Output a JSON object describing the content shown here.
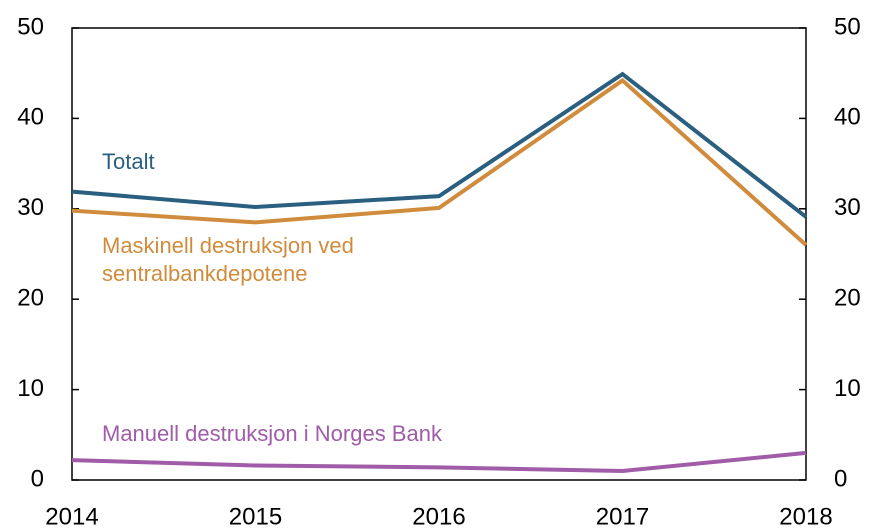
{
  "chart_data": {
    "type": "line",
    "categories": [
      "2014",
      "2015",
      "2016",
      "2017",
      "2018"
    ],
    "series": [
      {
        "name": "Totalt",
        "color": "#2a5f80",
        "values": [
          31.9,
          30.2,
          31.4,
          44.9,
          29.1
        ]
      },
      {
        "name": "Maskinell destruksjon ved sentralbankdepotene",
        "color": "#d08c3c",
        "values": [
          29.8,
          28.5,
          30.1,
          44.2,
          26.0
        ]
      },
      {
        "name": "Manuell destruksjon i Norges Bank",
        "color": "#a05ca8",
        "values": [
          2.2,
          1.6,
          1.4,
          1.0,
          3.0
        ]
      }
    ],
    "ylim": [
      0,
      50
    ],
    "yticks": [
      0,
      10,
      20,
      30,
      40,
      50
    ],
    "y2lim": [
      0,
      50
    ],
    "y2ticks": [
      0,
      10,
      20,
      30,
      40,
      50
    ],
    "grid": false
  }
}
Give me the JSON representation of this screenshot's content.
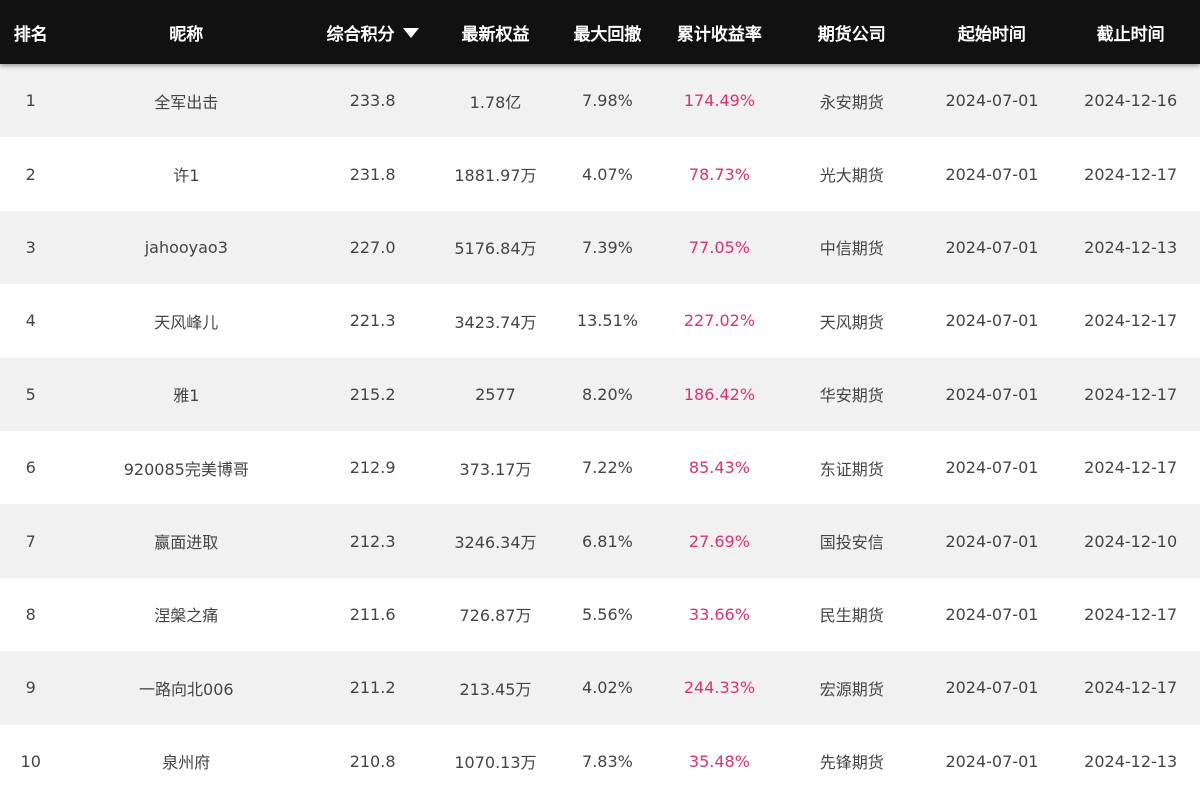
{
  "header": {
    "rank": "排名",
    "nickname": "昵称",
    "score": "综合积分",
    "equity": "最新权益",
    "drawdown": "最大回撤",
    "return_rate": "累计收益率",
    "company": "期货公司",
    "start": "起始时间",
    "end": "截止时间"
  },
  "colors": {
    "header_bg": "#111111",
    "return_rate": "#e0306f",
    "row_alt": "#f1f1f1"
  },
  "rows": [
    {
      "rank": "1",
      "nickname": "全军出击",
      "score": "233.8",
      "equity": "1.78亿",
      "drawdown": "7.98%",
      "return_rate": "174.49%",
      "company": "永安期货",
      "start": "2024-07-01",
      "end": "2024-12-16"
    },
    {
      "rank": "2",
      "nickname": "许1",
      "score": "231.8",
      "equity": "1881.97万",
      "drawdown": "4.07%",
      "return_rate": "78.73%",
      "company": "光大期货",
      "start": "2024-07-01",
      "end": "2024-12-17"
    },
    {
      "rank": "3",
      "nickname": "jahooyao3",
      "score": "227.0",
      "equity": "5176.84万",
      "drawdown": "7.39%",
      "return_rate": "77.05%",
      "company": "中信期货",
      "start": "2024-07-01",
      "end": "2024-12-13"
    },
    {
      "rank": "4",
      "nickname": "天风峰儿",
      "score": "221.3",
      "equity": "3423.74万",
      "drawdown": "13.51%",
      "return_rate": "227.02%",
      "company": "天风期货",
      "start": "2024-07-01",
      "end": "2024-12-17"
    },
    {
      "rank": "5",
      "nickname": "雅1",
      "score": "215.2",
      "equity": "2577",
      "drawdown": "8.20%",
      "return_rate": "186.42%",
      "company": "华安期货",
      "start": "2024-07-01",
      "end": "2024-12-17"
    },
    {
      "rank": "6",
      "nickname": "920085完美博哥",
      "score": "212.9",
      "equity": "373.17万",
      "drawdown": "7.22%",
      "return_rate": "85.43%",
      "company": "东证期货",
      "start": "2024-07-01",
      "end": "2024-12-17"
    },
    {
      "rank": "7",
      "nickname": "赢面进取",
      "score": "212.3",
      "equity": "3246.34万",
      "drawdown": "6.81%",
      "return_rate": "27.69%",
      "company": "国投安信",
      "start": "2024-07-01",
      "end": "2024-12-10"
    },
    {
      "rank": "8",
      "nickname": "涅槃之痛",
      "score": "211.6",
      "equity": "726.87万",
      "drawdown": "5.56%",
      "return_rate": "33.66%",
      "company": "民生期货",
      "start": "2024-07-01",
      "end": "2024-12-17"
    },
    {
      "rank": "9",
      "nickname": "一路向北006",
      "score": "211.2",
      "equity": "213.45万",
      "drawdown": "4.02%",
      "return_rate": "244.33%",
      "company": "宏源期货",
      "start": "2024-07-01",
      "end": "2024-12-17"
    },
    {
      "rank": "10",
      "nickname": "泉州府",
      "score": "210.8",
      "equity": "1070.13万",
      "drawdown": "7.83%",
      "return_rate": "35.48%",
      "company": "先锋期货",
      "start": "2024-07-01",
      "end": "2024-12-13"
    }
  ]
}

•••

# Stated goal:
Return the records exactly. Don't carry the pictures over.

# Solution to this exercise:
Output a JSON object describing the content shown here.
{
  "chart_data": {
    "type": "line",
    "categories": [
      "2014",
      "2015",
      "2016",
      "2017",
      "2018"
    ],
    "series": [
      {
        "name": "Totalt",
        "color": "#2a5f80",
        "values": [
          31.9,
          30.2,
          31.4,
          44.9,
          29.1
        ]
      },
      {
        "name": "Maskinell destruksjon ved sentralbankdepotene",
        "color": "#d08c3c",
        "values": [
          29.8,
          28.5,
          30.1,
          44.2,
          26.0
        ]
      },
      {
        "name": "Manuell destruksjon i Norges Bank",
        "color": "#a05ca8",
        "values": [
          2.2,
          1.6,
          1.4,
          1.0,
          3.0
        ]
      }
    ],
    "ylim": [
      0,
      50
    ],
    "yticks": [
      0,
      10,
      20,
      30,
      40,
      50
    ],
    "y2lim": [
      0,
      50
    ],
    "y2ticks": [
      0,
      10,
      20,
      30,
      40,
      50
    ],
    "grid": false
  }
}
Give me the JSON representation of this screenshot's content.
{
  "header": {
    "rank": "排名",
    "nickname": "昵称",
    "score": "综合积分",
    "equity": "最新权益",
    "drawdown": "最大回撤",
    "return_rate": "累计收益率",
    "company": "期货公司",
    "start": "起始时间",
    "end": "截止时间"
  },
  "colors": {
    "header_bg": "#111111",
    "return_rate": "#e0306f",
    "row_alt": "#f1f1f1"
  },
  "rows": [
    {
      "rank": "1",
      "nickname": "全军出击",
      "score": "233.8",
      "equity": "1.78亿",
      "drawdown": "7.98%",
      "return_rate": "174.49%",
      "company": "永安期货",
      "start": "2024-07-01",
      "end": "2024-12-16"
    },
    {
      "rank": "2",
      "nickname": "许1",
      "score": "231.8",
      "equity": "1881.97万",
      "drawdown": "4.07%",
      "return_rate": "78.73%",
      "company": "光大期货",
      "start": "2024-07-01",
      "end": "2024-12-17"
    },
    {
      "rank": "3",
      "nickname": "jahooyao3",
      "score": "227.0",
      "equity": "5176.84万",
      "drawdown": "7.39%",
      "return_rate": "77.05%",
      "company": "中信期货",
      "start": "2024-07-01",
      "end": "2024-12-13"
    },
    {
      "rank": "4",
      "nickname": "天风峰儿",
      "score": "221.3",
      "equity": "3423.74万",
      "drawdown": "13.51%",
      "return_rate": "227.02%",
      "company": "天风期货",
      "start": "2024-07-01",
      "end": "2024-12-17"
    },
    {
      "rank": "5",
      "nickname": "雅1",
      "score": "215.2",
      "equity": "2577",
      "drawdown": "8.20%",
      "return_rate": "186.42%",
      "company": "华安期货",
      "start": "2024-07-01",
      "end": "2024-12-17"
    },
    {
      "rank": "6",
      "nickname": "920085完美博哥",
      "score": "212.9",
      "equity": "373.17万",
      "drawdown": "7.22%",
      "return_rate": "85.43%",
      "company": "东证期货",
      "start": "2024-07-01",
      "end": "2024-12-17"
    },
    {
      "rank": "7",
      "nickname": "赢面进取",
      "score": "212.3",
      "equity": "3246.34万",
      "drawdown": "6.81%",
      "return_rate": "27.69%",
      "company": "国投安信",
      "start": "2024-07-01",
      "end": "2024-12-10"
    },
    {
      "rank": "8",
      "nickname": "涅槃之痛",
      "score": "211.6",
      "equity": "726.87万",
      "drawdown": "5.56%",
      "return_rate": "33.66%",
      "company": "民生期货",
      "start": "2024-07-01",
      "end": "2024-12-17"
    },
    {
      "rank": "9",
      "nickname": "一路向北006",
      "score": "211.2",
      "equity": "213.45万",
      "drawdown": "4.02%",
      "return_rate": "244.33%",
      "company": "宏源期货",
      "start": "2024-07-01",
      "end": "2024-12-17"
    },
    {
      "rank": "10",
      "nickname": "泉州府",
      "score": "210.8",
      "equity": "1070.13万",
      "drawdown": "7.83%",
      "return_rate": "35.48%",
      "company": "先锋期货",
      "start": "2024-07-01",
      "end": "2024-12-13"
    }
  ]
}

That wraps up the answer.